▸ **SET TASK**
Show all lines from the data that include the word "Like".

▸ **PROVIDED DATA**
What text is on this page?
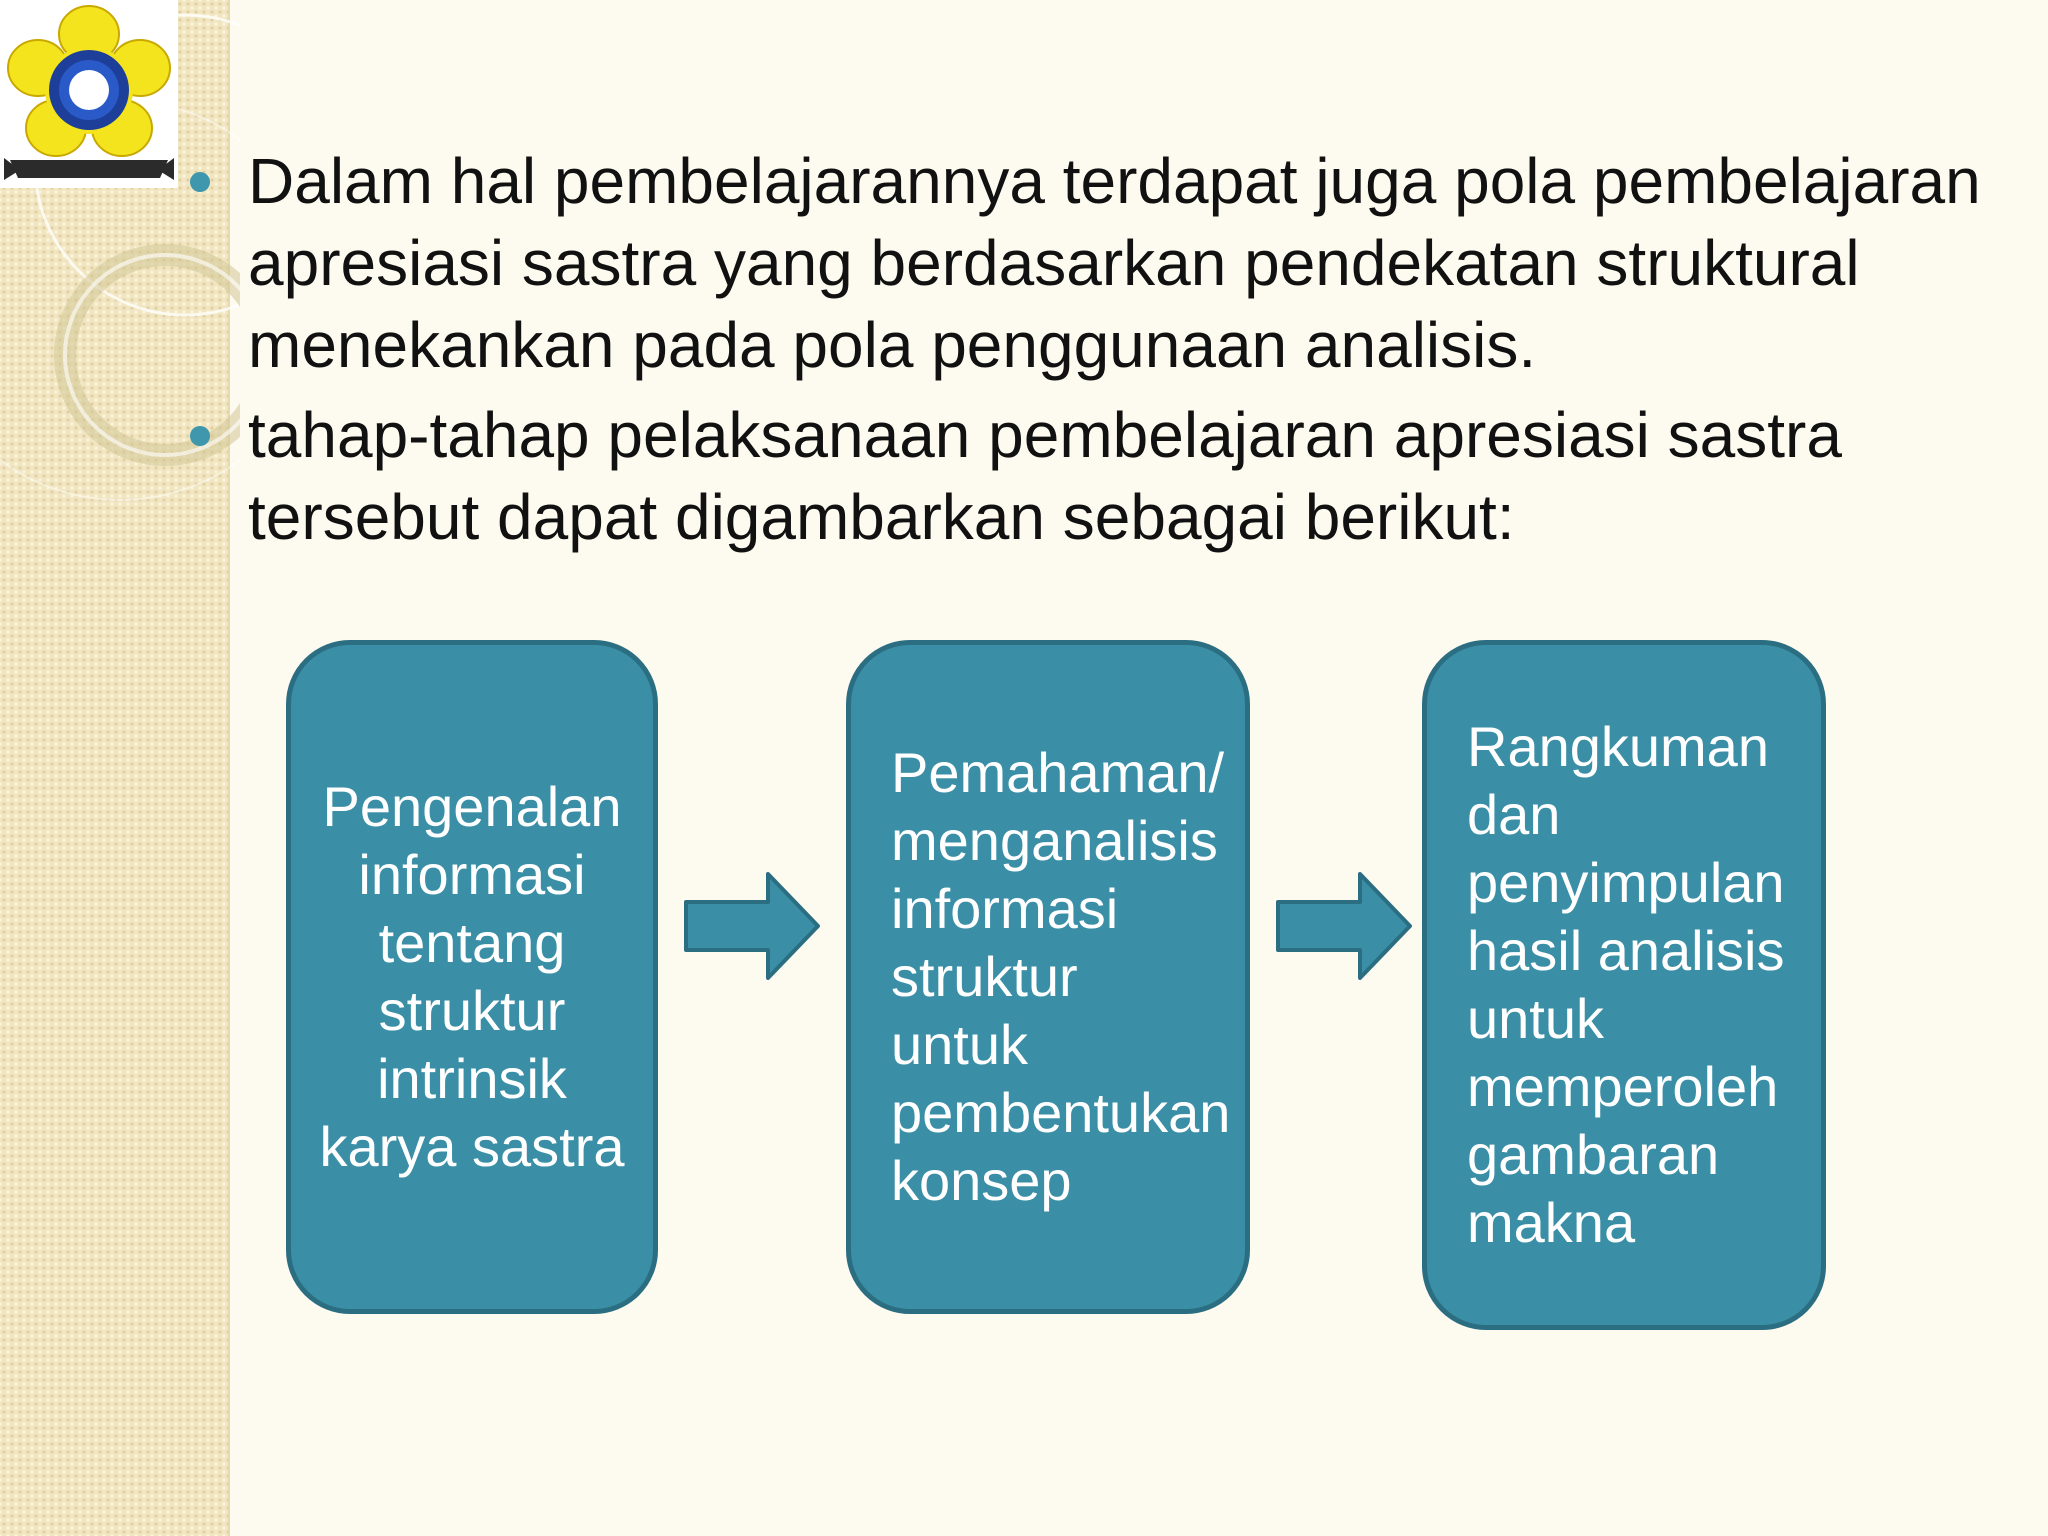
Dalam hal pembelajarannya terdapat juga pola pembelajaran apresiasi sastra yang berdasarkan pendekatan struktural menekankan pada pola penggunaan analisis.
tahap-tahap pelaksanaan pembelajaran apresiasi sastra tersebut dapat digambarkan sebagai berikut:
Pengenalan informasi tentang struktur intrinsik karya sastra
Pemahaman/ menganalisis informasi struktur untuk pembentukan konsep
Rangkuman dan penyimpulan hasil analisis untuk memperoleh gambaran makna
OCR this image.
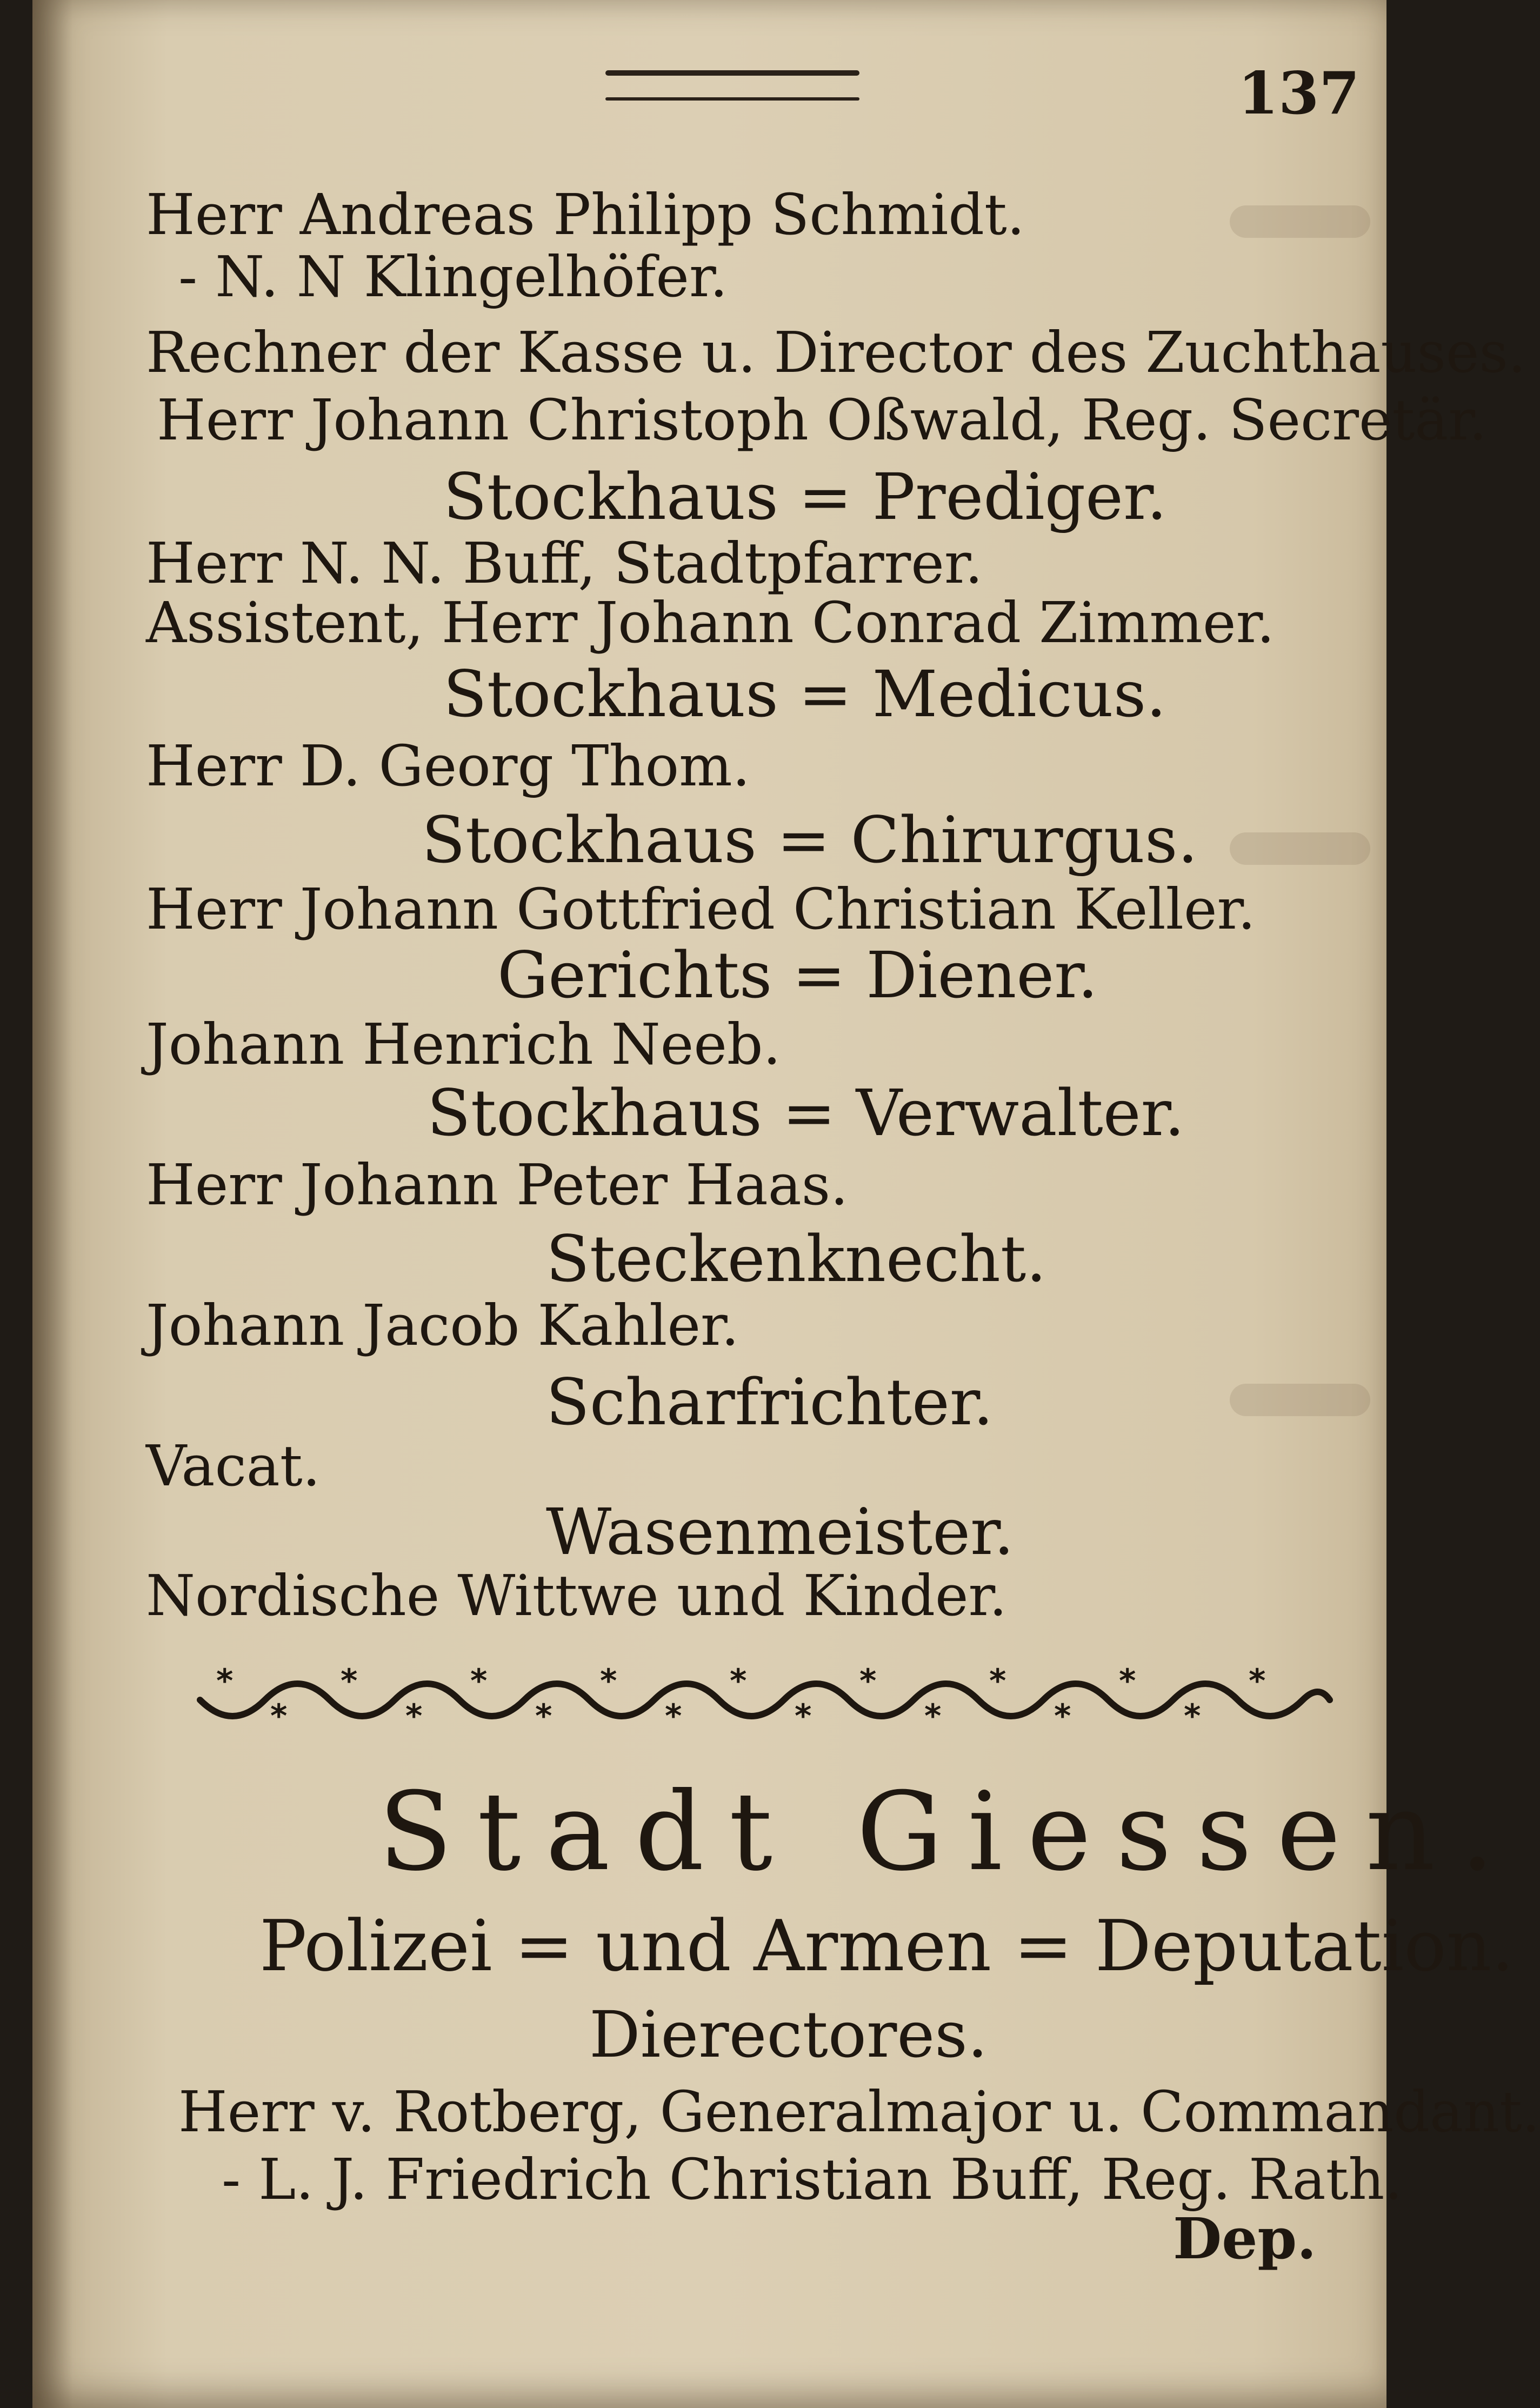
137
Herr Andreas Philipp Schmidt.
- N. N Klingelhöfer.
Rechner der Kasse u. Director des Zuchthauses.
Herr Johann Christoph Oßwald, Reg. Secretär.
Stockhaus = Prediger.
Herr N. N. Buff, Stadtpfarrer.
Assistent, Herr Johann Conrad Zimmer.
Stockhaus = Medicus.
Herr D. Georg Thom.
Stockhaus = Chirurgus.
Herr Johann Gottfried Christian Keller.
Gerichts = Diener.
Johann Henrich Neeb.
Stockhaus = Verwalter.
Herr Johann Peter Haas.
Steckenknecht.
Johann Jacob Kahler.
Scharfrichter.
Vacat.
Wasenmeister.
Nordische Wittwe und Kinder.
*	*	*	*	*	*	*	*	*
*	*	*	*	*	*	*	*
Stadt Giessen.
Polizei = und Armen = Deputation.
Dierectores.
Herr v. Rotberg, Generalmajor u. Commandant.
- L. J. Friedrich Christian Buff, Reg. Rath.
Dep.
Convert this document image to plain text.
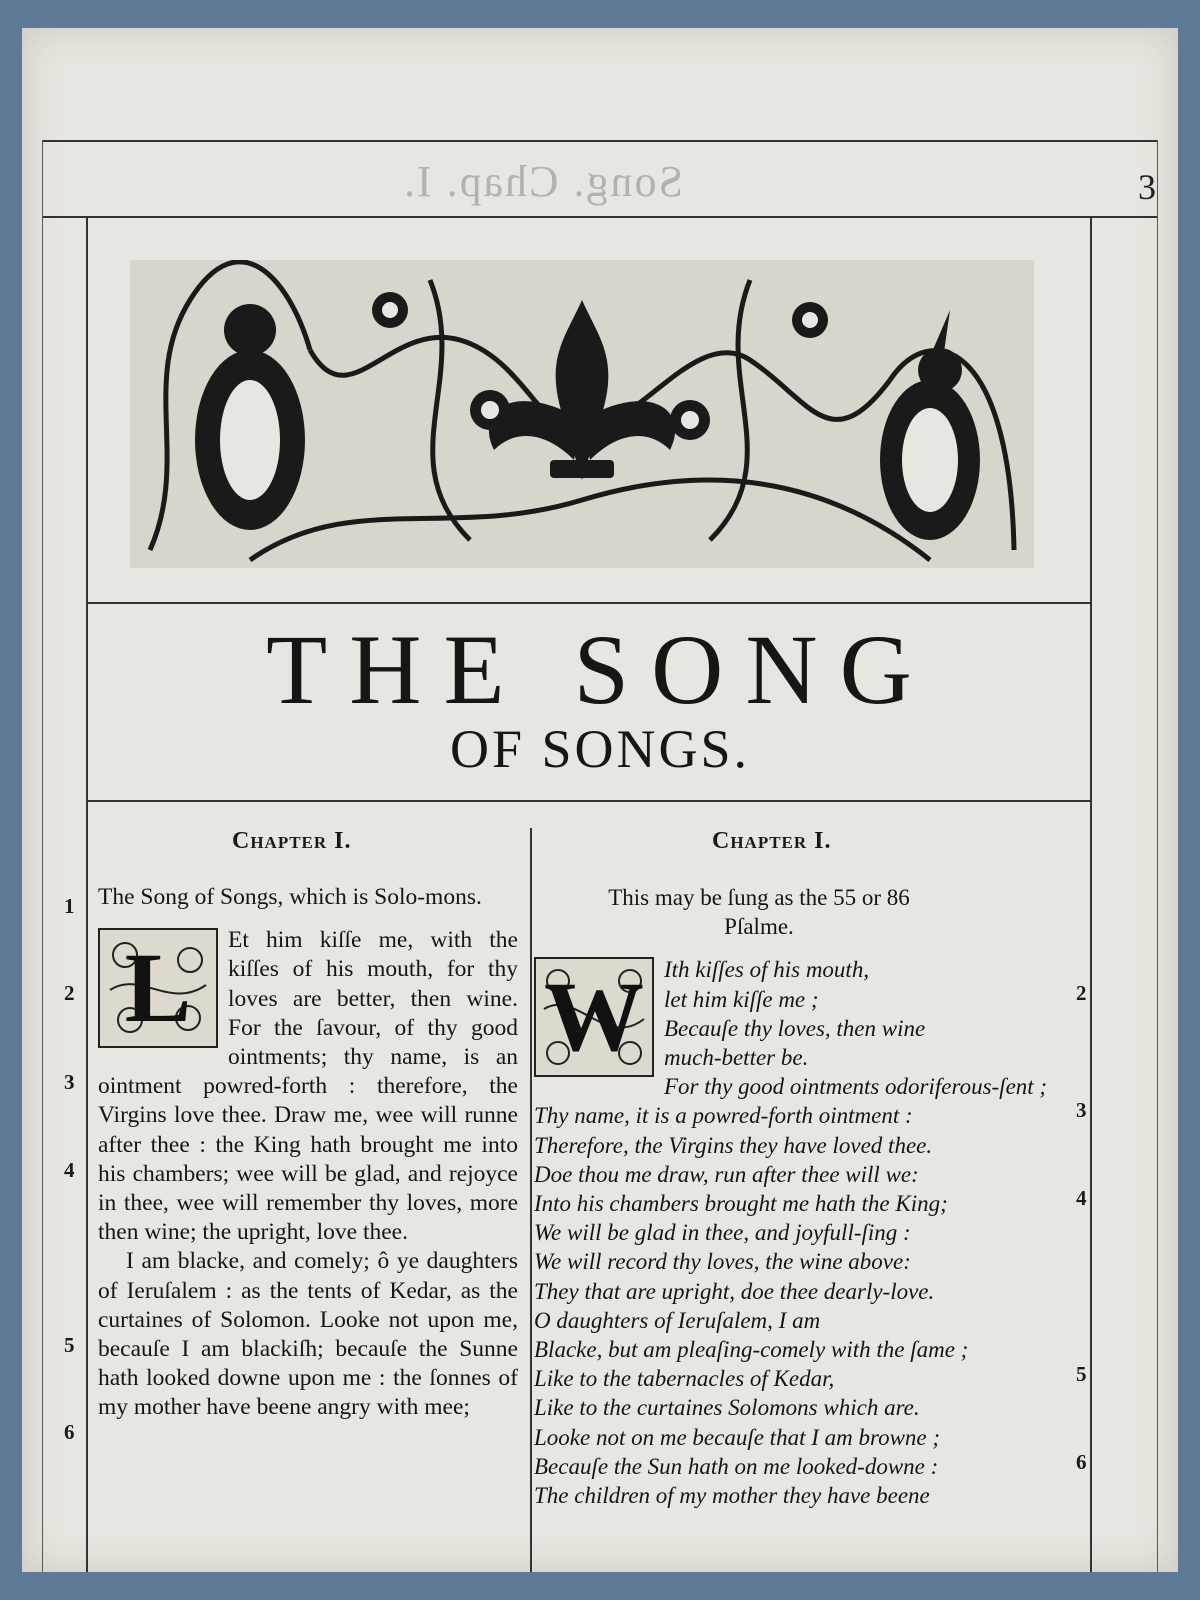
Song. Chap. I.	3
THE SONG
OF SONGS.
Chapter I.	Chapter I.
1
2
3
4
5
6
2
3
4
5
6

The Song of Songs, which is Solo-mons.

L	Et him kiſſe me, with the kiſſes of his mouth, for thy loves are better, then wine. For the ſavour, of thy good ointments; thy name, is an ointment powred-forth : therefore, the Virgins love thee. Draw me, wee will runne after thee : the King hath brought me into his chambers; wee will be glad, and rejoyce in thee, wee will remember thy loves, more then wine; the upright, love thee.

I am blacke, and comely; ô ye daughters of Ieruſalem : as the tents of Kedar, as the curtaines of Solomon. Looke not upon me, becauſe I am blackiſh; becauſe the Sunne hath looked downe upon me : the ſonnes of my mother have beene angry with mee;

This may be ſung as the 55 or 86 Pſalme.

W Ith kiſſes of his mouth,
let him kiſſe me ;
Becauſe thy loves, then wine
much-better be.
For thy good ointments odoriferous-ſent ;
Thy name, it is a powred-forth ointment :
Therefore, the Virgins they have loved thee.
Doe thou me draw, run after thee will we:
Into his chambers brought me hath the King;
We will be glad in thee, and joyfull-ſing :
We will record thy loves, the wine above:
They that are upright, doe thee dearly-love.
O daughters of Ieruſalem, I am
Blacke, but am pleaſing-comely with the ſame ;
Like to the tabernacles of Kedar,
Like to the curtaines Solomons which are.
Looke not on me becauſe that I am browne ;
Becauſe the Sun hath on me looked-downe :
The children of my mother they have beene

▸ **SOLUTION FOR THIS TASK**
Like to the tabernacles of Kedar,
Like to the curtaines Solomons which are.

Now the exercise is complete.